◆ What is being asked
Search the records for the word "projects" and report each line that has it.
=-=-=-=-=
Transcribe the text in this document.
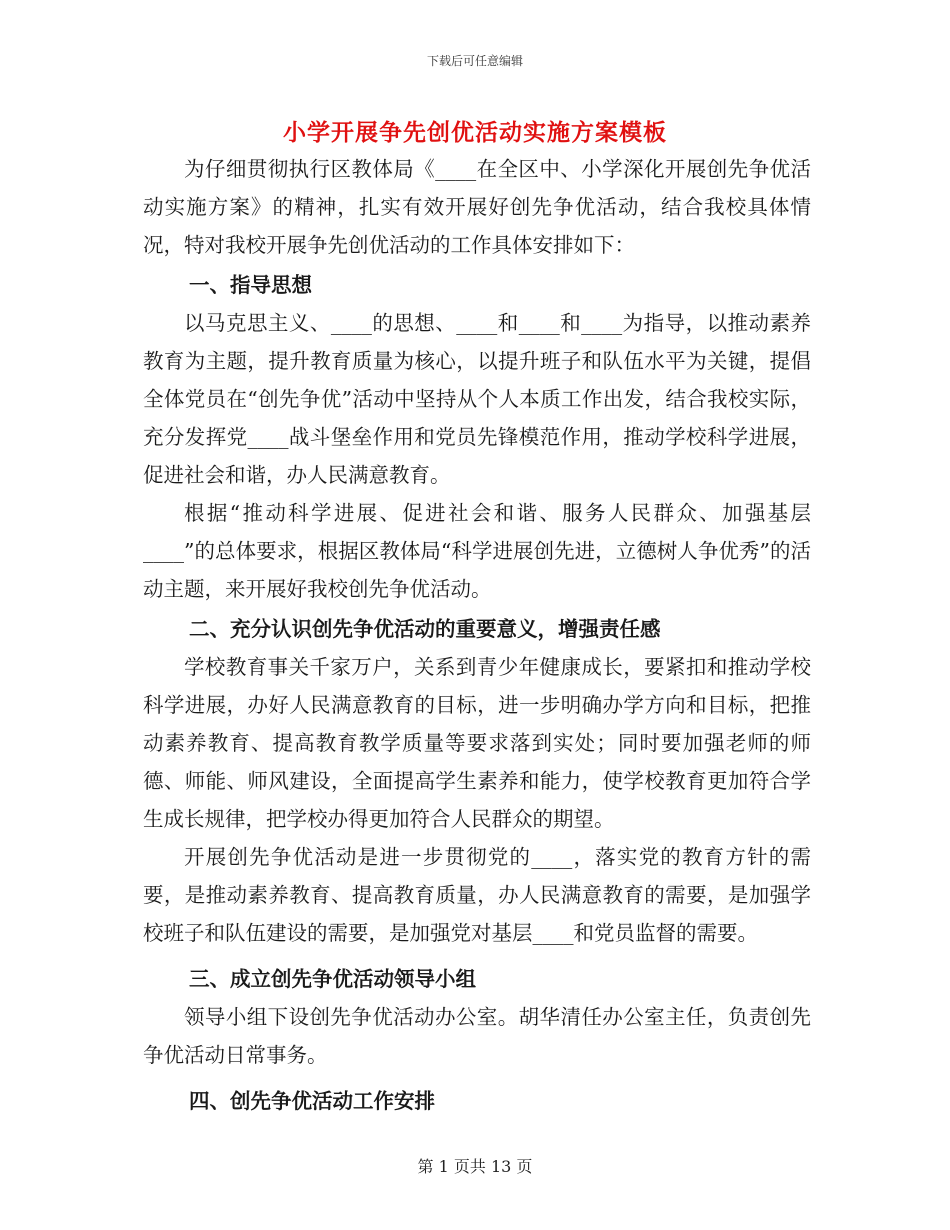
下载后可任意编辑
小学开展争先创优活动实施方案模板

为仔细贯彻执行区教体局《____在全区中、小学深化开展创先争优活动实施方案》的精神，扎实有效开展好创先争优活动，结合我校具体情况，特对我校开展争先创优活动的工作具体安排如下：

一、指导思想

以马克思主义、____的思想、____和____和____为指导，以推动素养教育为主题，提升教育质量为核心，以提升班子和队伍水平为关键，提倡全体党员在“创先争优”活动中坚持从个人本质工作出发，结合我校实际，充分发挥党____战斗堡垒作用和党员先锋模范作用，推动学校科学进展，促进社会和谐，办人民满意教育。

根据“推动科学进展、促进社会和谐、服务人民群众、加强基层____”的总体要求，根据区教体局“科学进展创先进，立德树人争优秀”的活动主题，来开展好我校创先争优活动。

二、充分认识创先争优活动的重要意义，增强责任感

学校教育事关千家万户，关系到青少年健康成长，要紧扣和推动学校科学进展，办好人民满意教育的目标，进一步明确办学方向和目标，把推动素养教育、提高教育教学质量等要求落到实处；同时要加强老师的师德、师能、师风建设，全面提高学生素养和能力，使学校教育更加符合学生成长规律，把学校办得更加符合人民群众的期望。

开展创先争优活动是进一步贯彻党的____，落实党的教育方针的需要，是推动素养教育、提高教育质量，办人民满意教育的需要，是加强学校班子和队伍建设的需要，是加强党对基层____和党员监督的需要。

三、成立创先争优活动领导小组

领导小组下设创先争优活动办公室。胡华清任办公室主任，负责创先争优活动日常事务。

四、创先争优活动工作安排

第 1 页共 13 页
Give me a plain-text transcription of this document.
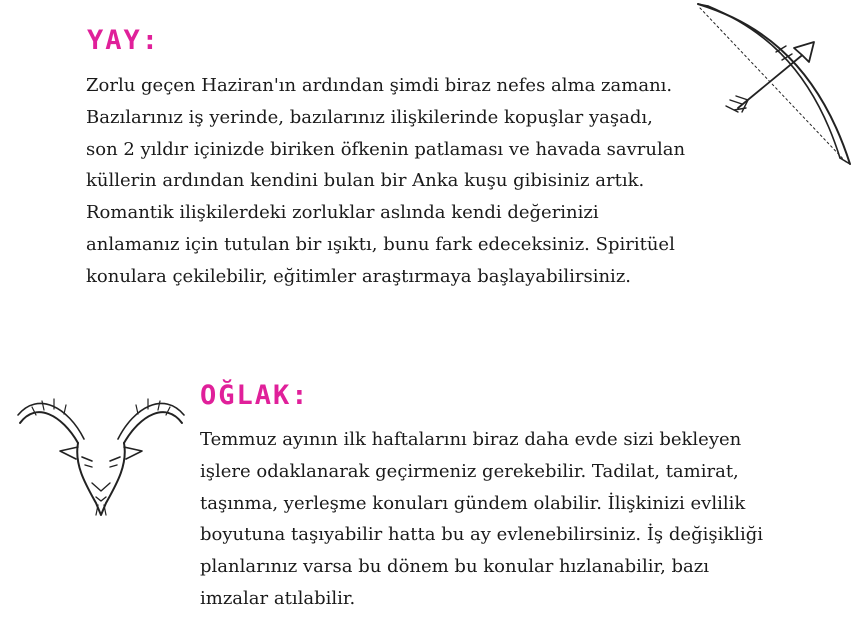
YAY:

Zorlu geçen Haziran'ın ardından şimdi biraz nefes alma zamanı.
Bazılarınız iş yerinde, bazılarınız ilişkilerinde kopuşlar yaşadı,
son 2 yıldır içinizde biriken öfkenin patlaması ve havada savrulan
küllerin ardından kendini bulan bir Anka kuşu gibisiniz artık.
Romantik ilişkilerdeki zorluklar aslında kendi değerinizi
anlamanız için tutulan bir ışıktı, bunu fark edeceksiniz. Spiritüel
konulara çekilebilir, eğitimler araştırmaya başlayabilirsiniz.

OĞLAK:

Temmuz ayının ilk haftalarını biraz daha evde sizi bekleyen
işlere odaklanarak geçirmeniz gerekebilir. Tadilat, tamirat,
taşınma, yerleşme konuları gündem olabilir. İlişkinizi evlilik
boyutuna taşıyabilir hatta bu ay evlenebilirsiniz. İş değişikliği
planlarınız varsa bu dönem bu konular hızlanabilir, bazı
imzalar atılabilir.
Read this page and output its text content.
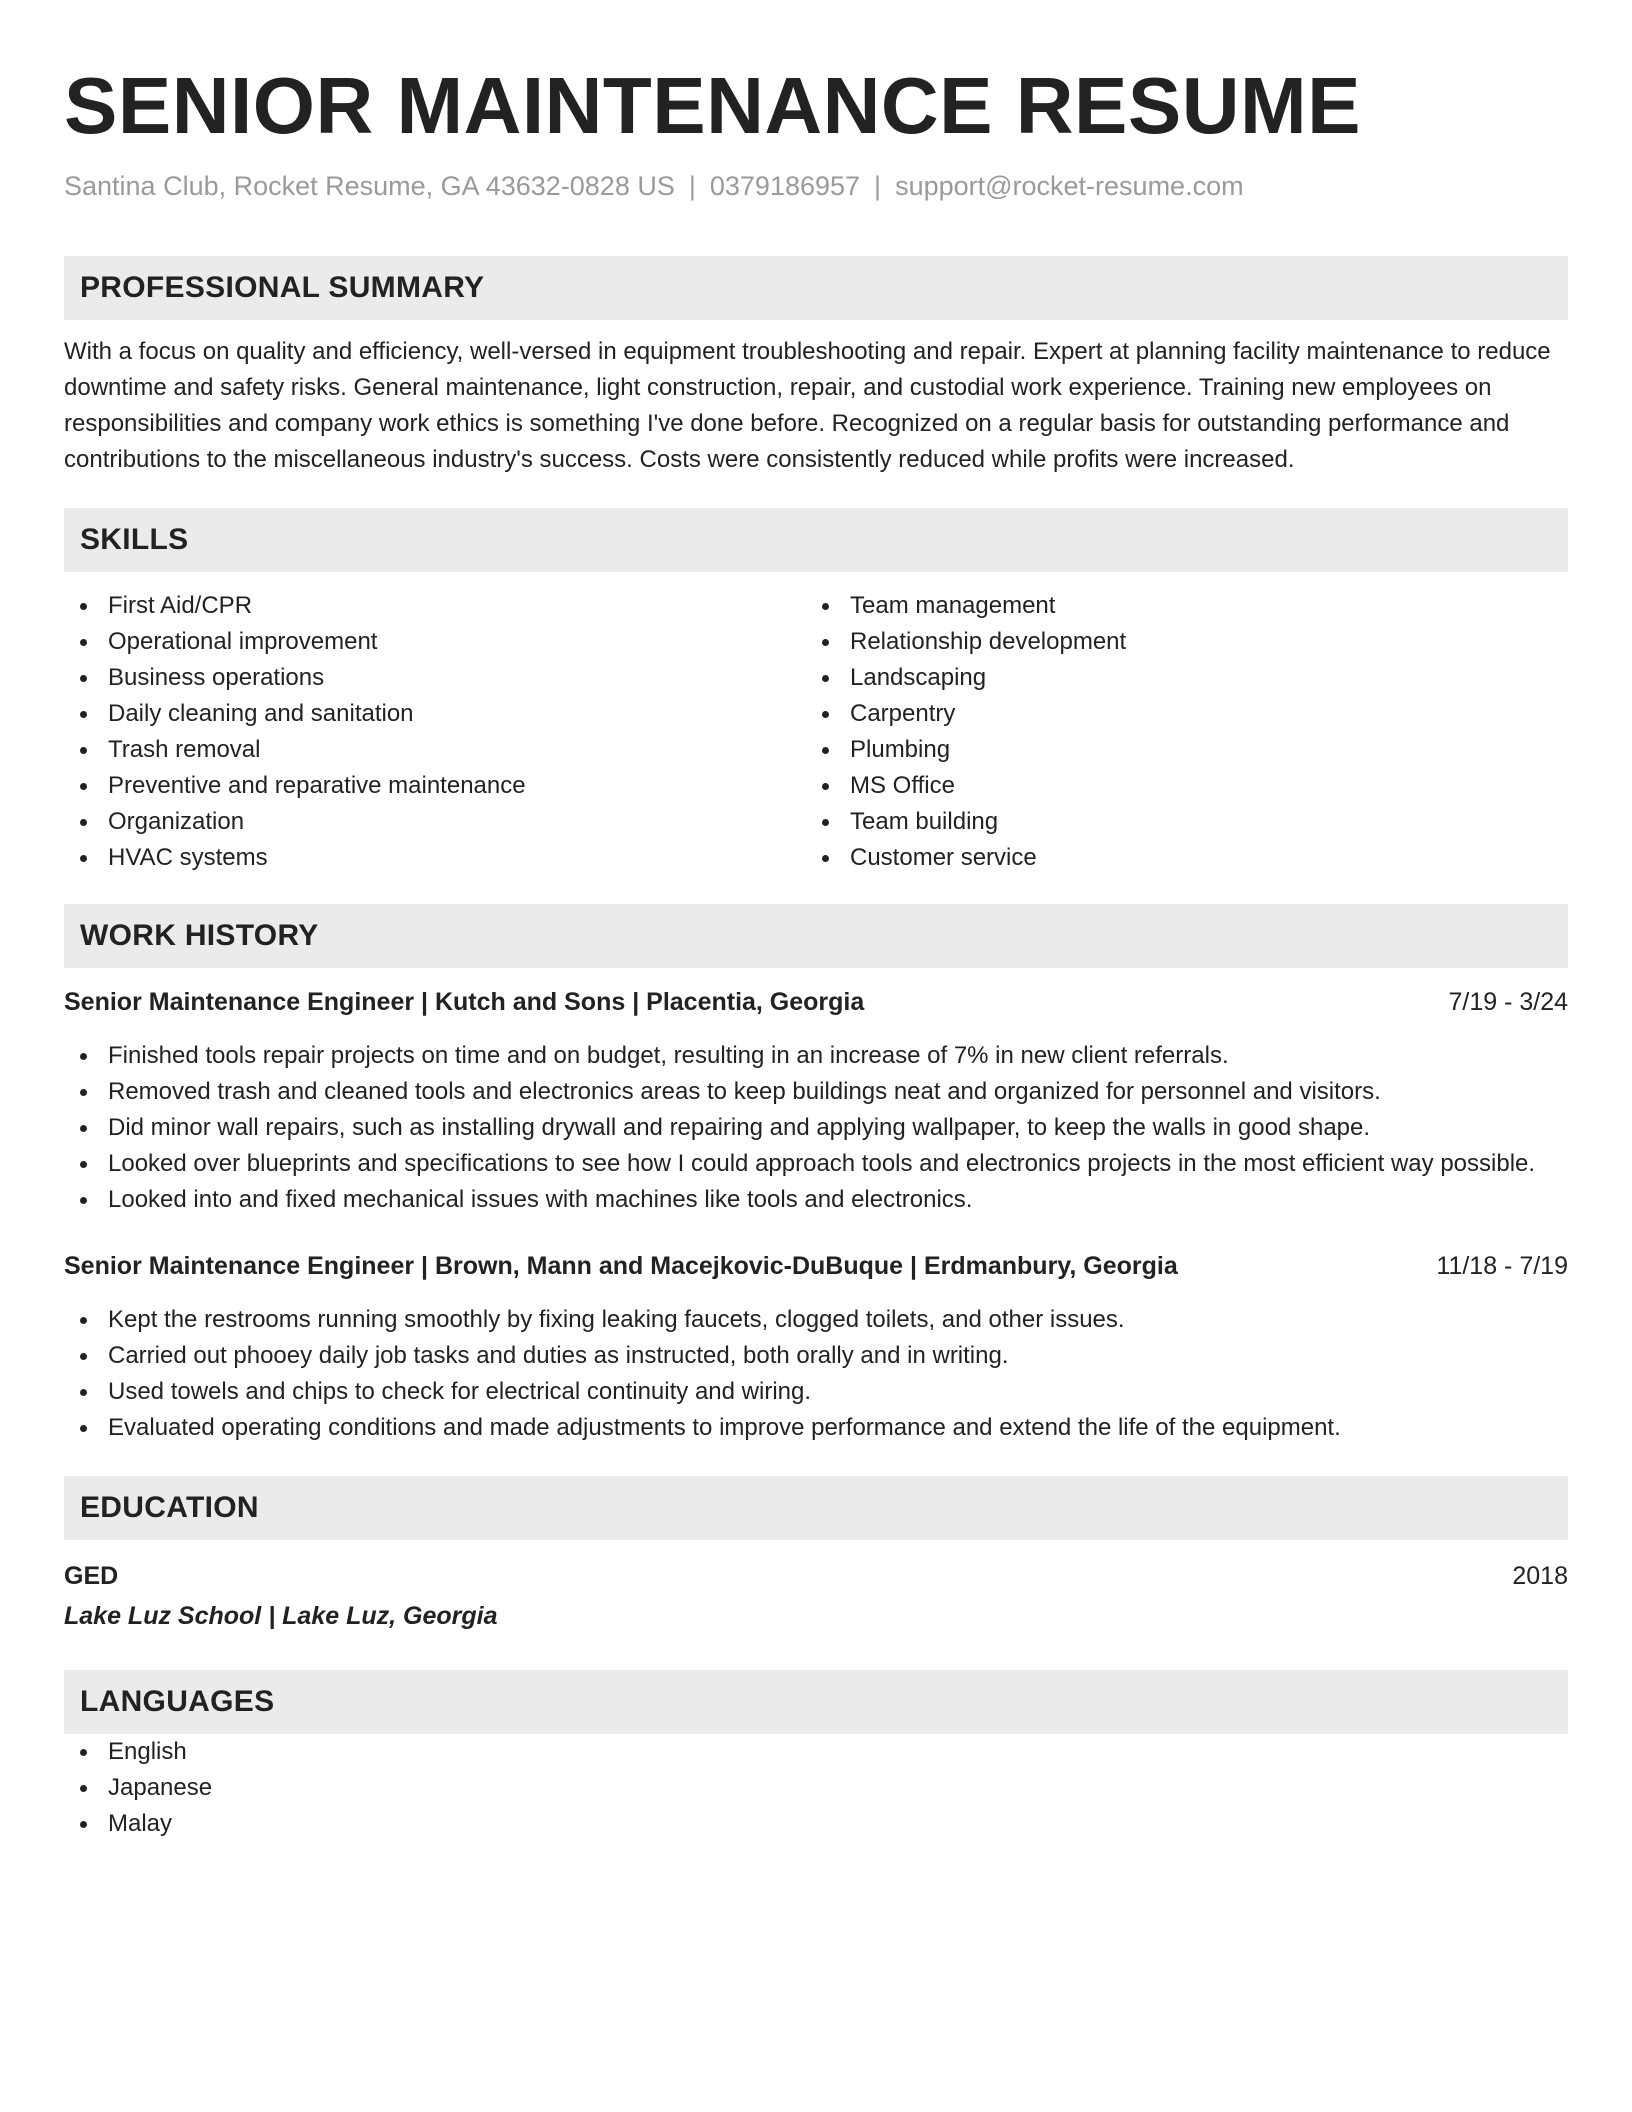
SENIOR MAINTENANCE RESUME
Santina Club, Rocket Resume, GA 43632-0828 US | 0379186957 | support@rocket-resume.com
PROFESSIONAL SUMMARY
With a focus on quality and efficiency, well-versed in equipment troubleshooting and repair. Expert at planning facility maintenance to reduce downtime and safety risks. General maintenance, light construction, repair, and custodial work experience. Training new employees on responsibilities and company work ethics is something I've done before. Recognized on a regular basis for outstanding performance and contributions to the miscellaneous industry's success. Costs were consistently reduced while profits were increased.
SKILLS
First Aid/CPR
Operational improvement
Business operations
Daily cleaning and sanitation
Trash removal
Preventive and reparative maintenance
Organization
HVAC systems
Team management
Relationship development
Landscaping
Carpentry
Plumbing
MS Office
Team building
Customer service
WORK HISTORY
Senior Maintenance Engineer | Kutch and Sons | Placentia, Georgia	7/19 - 3/24
Finished tools repair projects on time and on budget, resulting in an increase of 7% in new client referrals.
Removed trash and cleaned tools and electronics areas to keep buildings neat and organized for personnel and visitors.
Did minor wall repairs, such as installing drywall and repairing and applying wallpaper, to keep the walls in good shape.
Looked over blueprints and specifications to see how I could approach tools and electronics projects in the most efficient way possible.
Looked into and fixed mechanical issues with machines like tools and electronics.
Senior Maintenance Engineer | Brown, Mann and Macejkovic-DuBuque | Erdmanbury, Georgia	11/18 - 7/19
Kept the restrooms running smoothly by fixing leaking faucets, clogged toilets, and other issues.
Carried out phooey daily job tasks and duties as instructed, both orally and in writing.
Used towels and chips to check for electrical continuity and wiring.
Evaluated operating conditions and made adjustments to improve performance and extend the life of the equipment.
EDUCATION
GED	2018
Lake Luz School | Lake Luz, Georgia
LANGUAGES
English
Japanese
Malay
=-=-=-=-=
◆ Problem solution
Finished tools repair projects on time and on budget, resulting in an increase of 7% in new client referrals.
Looked over blueprints and specifications to see how I could approach tools and electronics projects in the most efficient way possible.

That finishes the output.